EXERCISE AIM: State only the number of lines that include "областного".

RECORDS SUPPLIED:
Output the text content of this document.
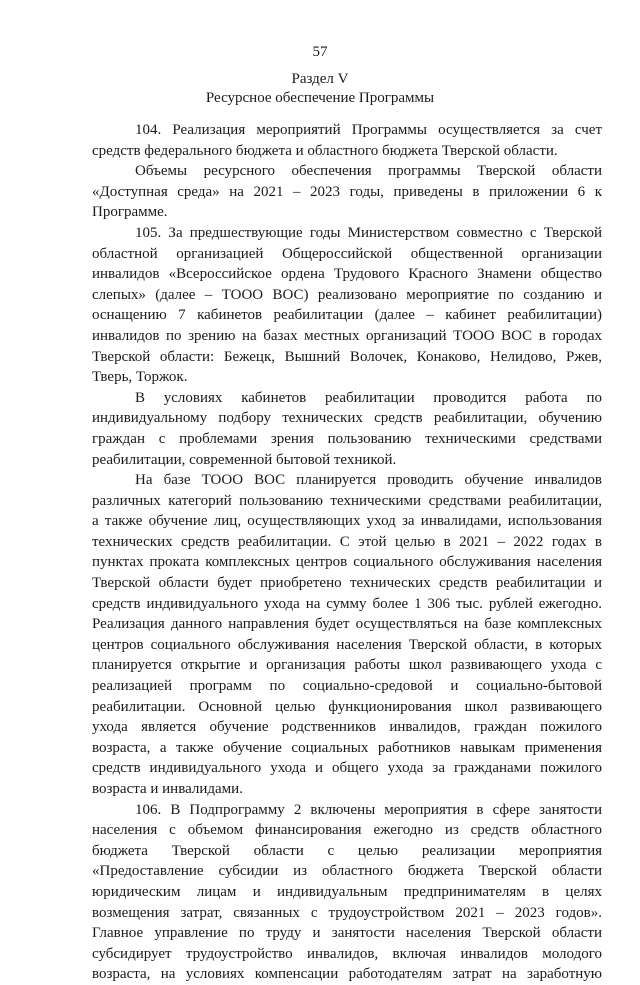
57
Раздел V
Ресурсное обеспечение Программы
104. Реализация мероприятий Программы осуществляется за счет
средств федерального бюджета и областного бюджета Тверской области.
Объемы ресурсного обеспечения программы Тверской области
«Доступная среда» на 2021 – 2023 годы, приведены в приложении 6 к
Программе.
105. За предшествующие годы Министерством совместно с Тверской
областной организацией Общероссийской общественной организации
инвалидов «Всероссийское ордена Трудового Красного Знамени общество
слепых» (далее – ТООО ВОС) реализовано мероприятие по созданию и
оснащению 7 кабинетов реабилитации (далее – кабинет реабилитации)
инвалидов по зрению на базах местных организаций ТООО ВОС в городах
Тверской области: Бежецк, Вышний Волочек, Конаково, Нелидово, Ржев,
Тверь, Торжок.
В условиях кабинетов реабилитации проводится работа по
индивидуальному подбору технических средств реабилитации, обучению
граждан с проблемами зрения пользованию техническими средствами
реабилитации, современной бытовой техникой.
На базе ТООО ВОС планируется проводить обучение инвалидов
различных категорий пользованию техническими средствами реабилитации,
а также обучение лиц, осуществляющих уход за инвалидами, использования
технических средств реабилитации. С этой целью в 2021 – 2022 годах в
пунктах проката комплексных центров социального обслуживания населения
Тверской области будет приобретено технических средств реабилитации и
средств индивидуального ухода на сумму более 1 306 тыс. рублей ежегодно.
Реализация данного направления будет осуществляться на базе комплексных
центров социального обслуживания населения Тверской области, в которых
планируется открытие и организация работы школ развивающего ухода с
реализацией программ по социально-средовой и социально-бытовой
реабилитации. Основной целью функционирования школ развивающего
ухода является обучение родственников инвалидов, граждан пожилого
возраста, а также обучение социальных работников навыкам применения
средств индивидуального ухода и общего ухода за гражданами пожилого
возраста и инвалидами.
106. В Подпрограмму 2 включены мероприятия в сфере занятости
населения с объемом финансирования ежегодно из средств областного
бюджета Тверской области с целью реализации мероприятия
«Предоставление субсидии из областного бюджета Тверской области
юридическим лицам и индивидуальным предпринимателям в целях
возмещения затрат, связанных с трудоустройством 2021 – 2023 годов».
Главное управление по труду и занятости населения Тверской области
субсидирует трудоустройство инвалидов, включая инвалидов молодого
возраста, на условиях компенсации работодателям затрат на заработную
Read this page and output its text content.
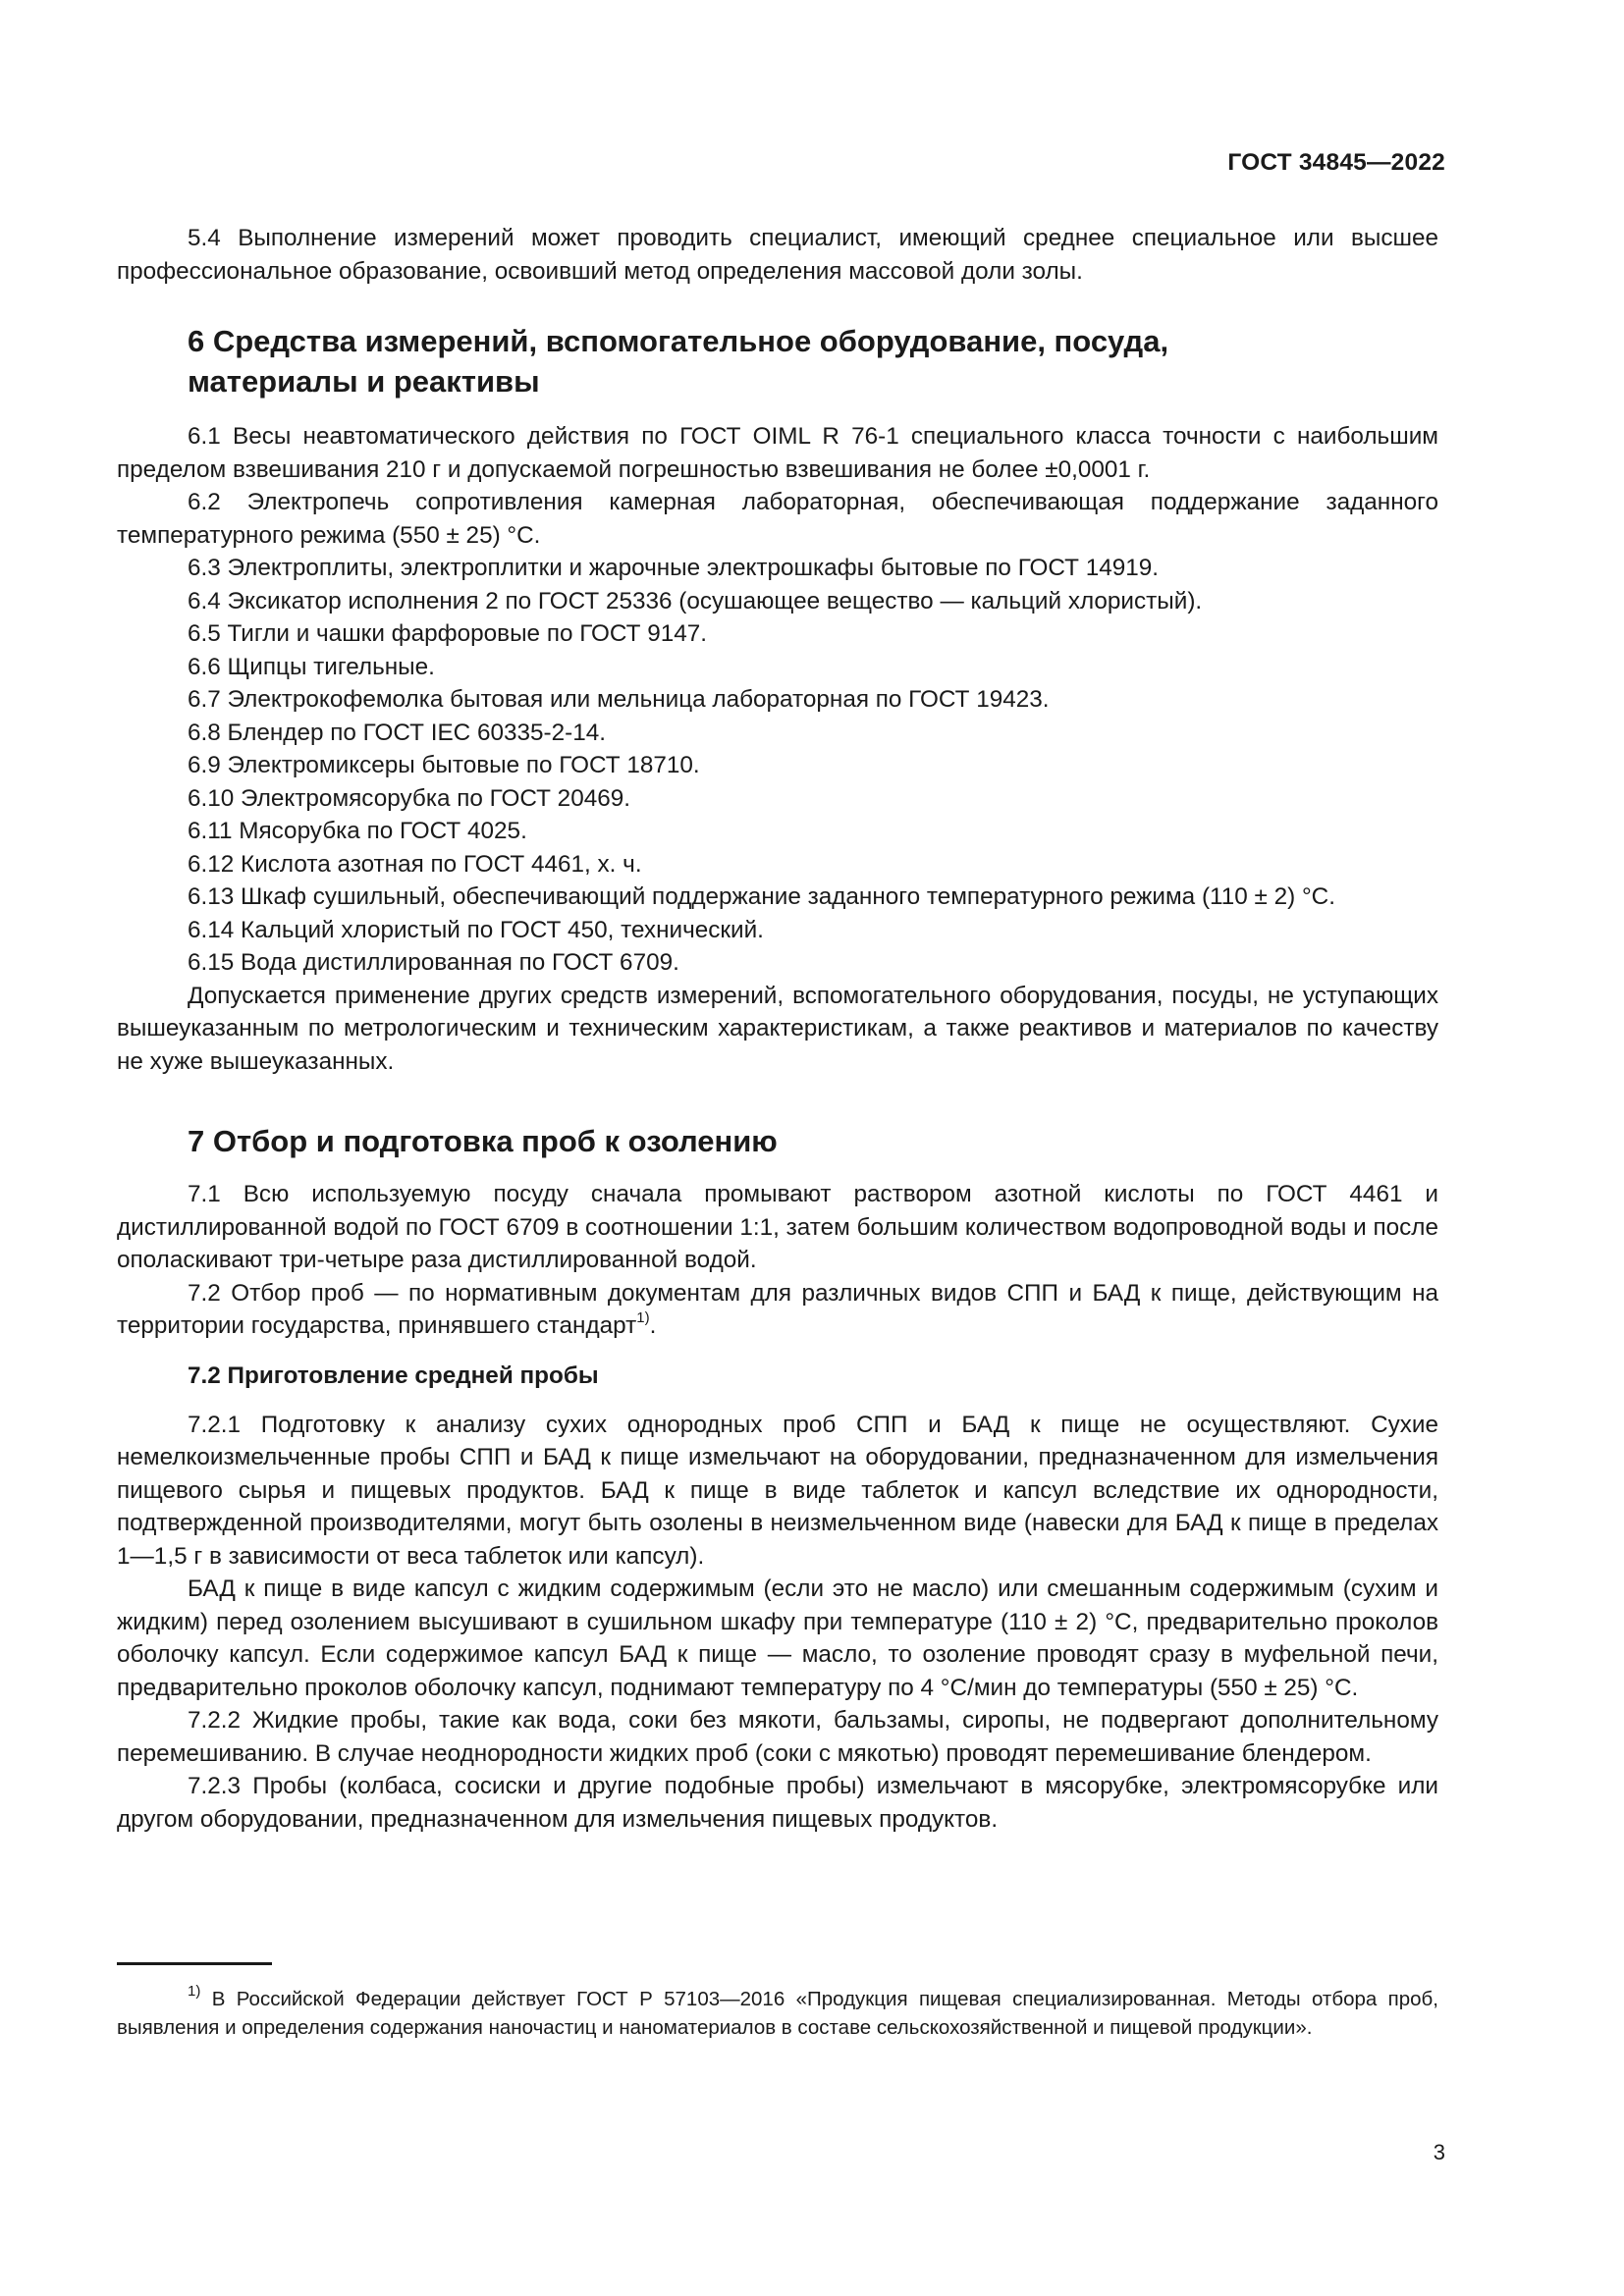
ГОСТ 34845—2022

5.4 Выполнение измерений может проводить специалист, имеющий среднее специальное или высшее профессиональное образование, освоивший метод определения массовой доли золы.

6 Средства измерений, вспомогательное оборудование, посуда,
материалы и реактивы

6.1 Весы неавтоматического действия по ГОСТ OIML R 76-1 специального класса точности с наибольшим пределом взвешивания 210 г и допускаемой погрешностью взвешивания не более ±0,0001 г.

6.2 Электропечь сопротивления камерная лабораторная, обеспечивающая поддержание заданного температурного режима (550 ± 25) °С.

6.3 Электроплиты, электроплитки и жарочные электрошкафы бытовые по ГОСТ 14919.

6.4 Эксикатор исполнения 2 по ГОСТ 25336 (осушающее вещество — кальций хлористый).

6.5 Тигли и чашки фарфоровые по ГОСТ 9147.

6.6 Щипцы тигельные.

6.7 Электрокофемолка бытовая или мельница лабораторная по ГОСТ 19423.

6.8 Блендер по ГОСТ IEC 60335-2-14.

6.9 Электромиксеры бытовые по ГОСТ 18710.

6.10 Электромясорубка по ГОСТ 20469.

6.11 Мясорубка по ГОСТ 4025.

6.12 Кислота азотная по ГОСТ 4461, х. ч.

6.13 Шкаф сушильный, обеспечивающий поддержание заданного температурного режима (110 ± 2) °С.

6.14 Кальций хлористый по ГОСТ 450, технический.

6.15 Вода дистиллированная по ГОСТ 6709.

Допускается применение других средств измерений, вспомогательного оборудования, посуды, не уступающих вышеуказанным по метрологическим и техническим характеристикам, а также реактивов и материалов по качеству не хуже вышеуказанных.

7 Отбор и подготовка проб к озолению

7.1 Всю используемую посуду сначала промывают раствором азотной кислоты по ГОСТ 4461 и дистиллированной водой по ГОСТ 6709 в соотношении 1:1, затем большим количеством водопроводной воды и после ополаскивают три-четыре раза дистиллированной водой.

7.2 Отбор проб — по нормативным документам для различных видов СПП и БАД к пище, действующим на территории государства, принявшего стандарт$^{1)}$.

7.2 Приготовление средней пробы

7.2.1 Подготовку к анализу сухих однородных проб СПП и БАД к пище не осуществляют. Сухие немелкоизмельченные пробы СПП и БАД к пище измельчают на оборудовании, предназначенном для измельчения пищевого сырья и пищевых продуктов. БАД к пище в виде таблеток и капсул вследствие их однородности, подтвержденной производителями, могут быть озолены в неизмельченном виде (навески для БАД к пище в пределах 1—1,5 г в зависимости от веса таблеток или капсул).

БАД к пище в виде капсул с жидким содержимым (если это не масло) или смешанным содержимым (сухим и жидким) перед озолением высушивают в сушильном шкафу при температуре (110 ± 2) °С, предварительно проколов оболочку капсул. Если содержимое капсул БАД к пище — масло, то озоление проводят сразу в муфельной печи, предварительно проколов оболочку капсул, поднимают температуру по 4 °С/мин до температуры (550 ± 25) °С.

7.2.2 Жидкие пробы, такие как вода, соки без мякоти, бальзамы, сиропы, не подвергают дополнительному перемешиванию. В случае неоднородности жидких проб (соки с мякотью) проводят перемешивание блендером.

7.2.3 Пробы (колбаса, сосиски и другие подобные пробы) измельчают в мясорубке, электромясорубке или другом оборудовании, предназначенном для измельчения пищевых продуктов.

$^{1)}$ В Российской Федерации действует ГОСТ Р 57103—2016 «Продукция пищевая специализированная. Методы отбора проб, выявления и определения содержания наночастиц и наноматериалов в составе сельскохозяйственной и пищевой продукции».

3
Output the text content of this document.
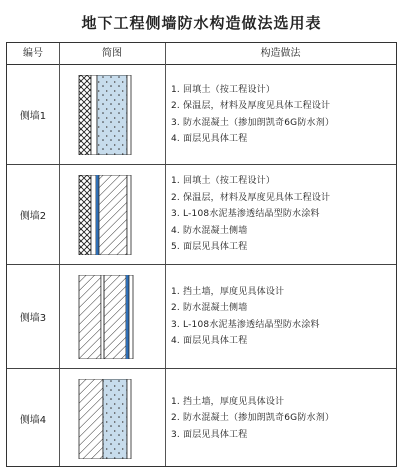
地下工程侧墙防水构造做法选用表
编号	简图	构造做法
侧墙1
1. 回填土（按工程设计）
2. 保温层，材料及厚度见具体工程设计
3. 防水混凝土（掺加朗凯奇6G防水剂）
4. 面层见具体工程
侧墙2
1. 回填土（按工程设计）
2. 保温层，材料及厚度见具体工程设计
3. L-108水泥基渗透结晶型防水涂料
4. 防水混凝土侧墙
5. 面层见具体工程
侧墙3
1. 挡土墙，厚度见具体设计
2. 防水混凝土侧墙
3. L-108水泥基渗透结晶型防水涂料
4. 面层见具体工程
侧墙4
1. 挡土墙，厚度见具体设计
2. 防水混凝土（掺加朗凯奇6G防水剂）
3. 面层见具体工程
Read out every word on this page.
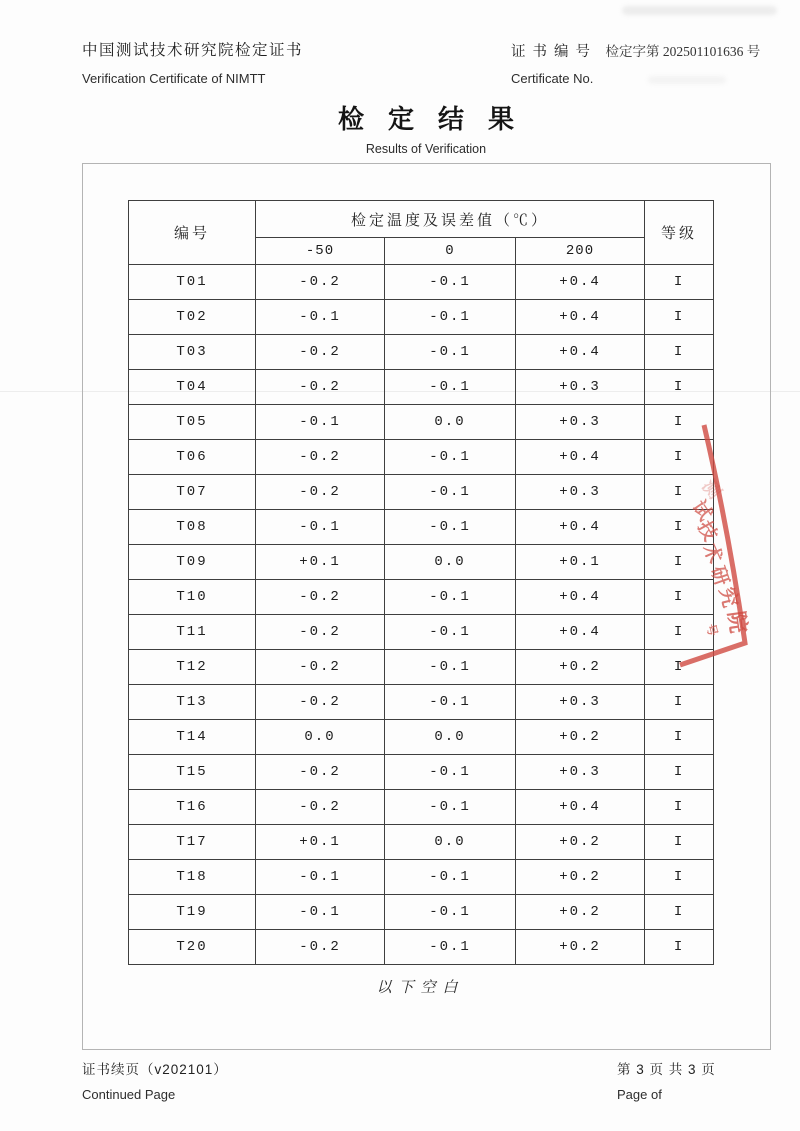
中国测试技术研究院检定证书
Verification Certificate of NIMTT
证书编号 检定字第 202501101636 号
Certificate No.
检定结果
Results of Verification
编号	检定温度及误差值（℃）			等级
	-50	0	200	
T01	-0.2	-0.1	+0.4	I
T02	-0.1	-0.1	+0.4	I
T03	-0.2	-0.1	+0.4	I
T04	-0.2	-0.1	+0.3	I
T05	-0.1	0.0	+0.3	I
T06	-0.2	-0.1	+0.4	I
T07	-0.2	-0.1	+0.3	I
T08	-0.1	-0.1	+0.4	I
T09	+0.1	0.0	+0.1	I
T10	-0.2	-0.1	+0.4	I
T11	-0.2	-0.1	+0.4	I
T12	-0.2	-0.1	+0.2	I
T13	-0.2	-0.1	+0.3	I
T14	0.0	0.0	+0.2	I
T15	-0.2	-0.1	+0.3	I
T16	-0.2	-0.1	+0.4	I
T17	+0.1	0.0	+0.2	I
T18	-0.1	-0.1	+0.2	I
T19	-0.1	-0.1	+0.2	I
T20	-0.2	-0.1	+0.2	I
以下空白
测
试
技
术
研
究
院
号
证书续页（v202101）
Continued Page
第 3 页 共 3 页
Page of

SOLUTION TO THIS PROBLEM: 3